Begin Records supplied

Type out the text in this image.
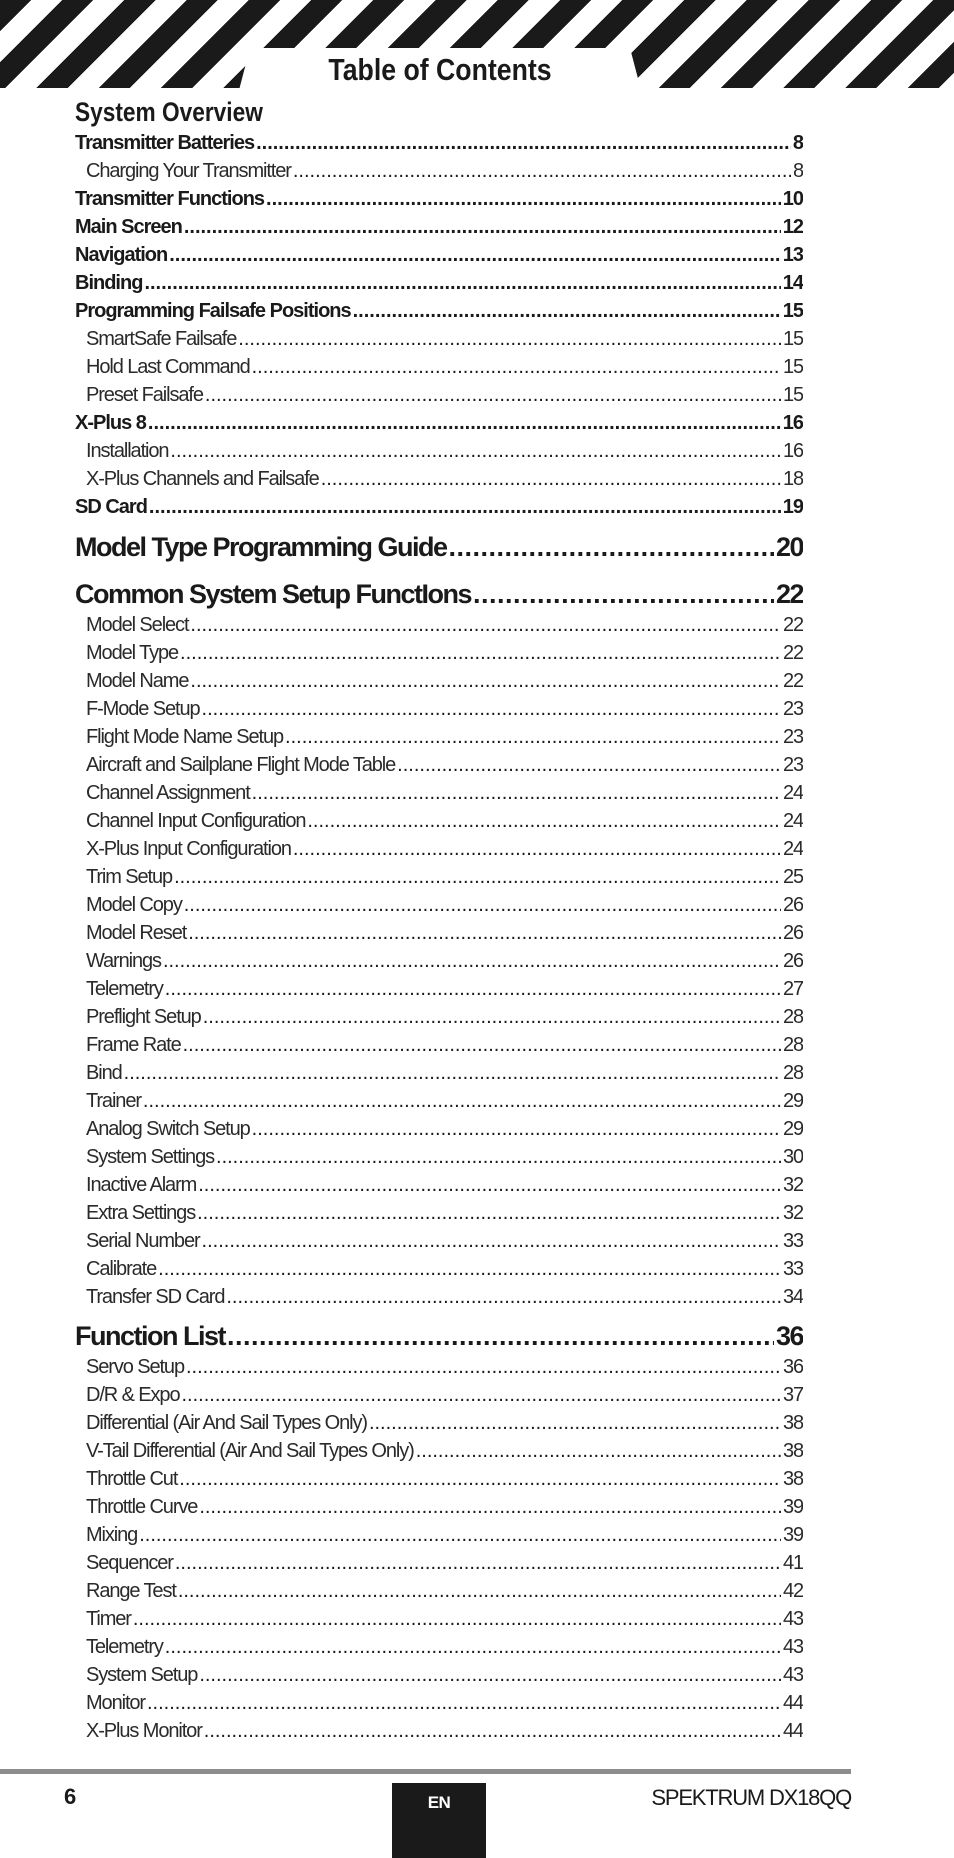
Table of Contents
System Overview
Transmitter Batteries .....	8
Charging Your Transmitter .....	8
Transmitter Functions .....	10
Main Screen .....	12
Navigation .....	13
Binding .....	14
Programming Failsafe Positions .....	15
SmartSafe Failsafe .....	15
Hold Last Command .....	15
Preset Failsafe .....	15
X-Plus 8 .....	16
Installation .....	16
X-Plus Channels and Failsafe .....	18
SD Card .....	19
Model Type Programming Guide .....	20
Common System Setup FunctIons .....	22
Model Select .....	22
Model Type .....	22
Model Name .....	22
F-Mode Setup .....	23
Flight Mode Name Setup .....	23
Aircraft and Sailplane Flight Mode Table .....	23
Channel Assignment .....	24
Channel Input Configuration .....	24
X-Plus Input Configuration .....	24
Trim Setup .....	25
Model Copy .....	26
Model Reset .....	26
Warnings .....	26
Telemetry .....	27
Preflight Setup .....	28
Frame Rate .....	28
Bind .....	28
Trainer .....	29
Analog Switch Setup .....	29
System Settings .....	30
Inactive Alarm .....	32
Extra Settings .....	32
Serial Number .....	33
Calibrate .....	33
Transfer SD Card .....	34
Function List .....	36
Servo Setup .....	36
D/R & Expo .....	37
Differential (Air And Sail Types Only) .....	38
V-Tail Differential (Air And Sail Types Only) .....	38
Throttle Cut .....	38
Throttle Curve .....	39
Mixing .....	39
Sequencer .....	41
Range Test .....	42
Timer .....	43
Telemetry .....	43
System Setup .....	43
Monitor .....	44
X-Plus Monitor .....	44
6	EN	SPEKTRUM DX18QQ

End Records supplied

Retype the whole listing, keeping every line identical and omitting all pictures.

Type out the text in this image.
Table of Contents
System Overview
Transmitter Batteries .....	8
Charging Your Transmitter .....	8
Transmitter Functions .....	10
Main Screen .....	12
Navigation .....	13
Binding .....	14
Programming Failsafe Positions .....	15
SmartSafe Failsafe .....	15
Hold Last Command .....	15
Preset Failsafe .....	15
X-Plus 8 .....	16
Installation .....	16
X-Plus Channels and Failsafe .....	18
SD Card .....	19
Model Type Programming Guide .....	20
Common System Setup FunctIons .....	22
Model Select .....	22
Model Type .....	22
Model Name .....	22
F-Mode Setup .....	23
Flight Mode Name Setup .....	23
Aircraft and Sailplane Flight Mode Table .....	23
Channel Assignment .....	24
Channel Input Configuration .....	24
X-Plus Input Configuration .....	24
Trim Setup .....	25
Model Copy .....	26
Model Reset .....	26
Warnings .....	26
Telemetry .....	27
Preflight Setup .....	28
Frame Rate .....	28
Bind .....	28
Trainer .....	29
Analog Switch Setup .....	29
System Settings .....	30
Inactive Alarm .....	32
Extra Settings .....	32
Serial Number .....	33
Calibrate .....	33
Transfer SD Card .....	34
Function List .....	36
Servo Setup .....	36
D/R & Expo .....	37
Differential (Air And Sail Types Only) .....	38
V-Tail Differential (Air And Sail Types Only) .....	38
Throttle Cut .....	38
Throttle Curve .....	39
Mixing .....	39
Sequencer .....	41
Range Test .....	42
Timer .....	43
Telemetry .....	43
System Setup .....	43
Monitor .....	44
X-Plus Monitor .....	44
6	EN	SPEKTRUM DX18QQ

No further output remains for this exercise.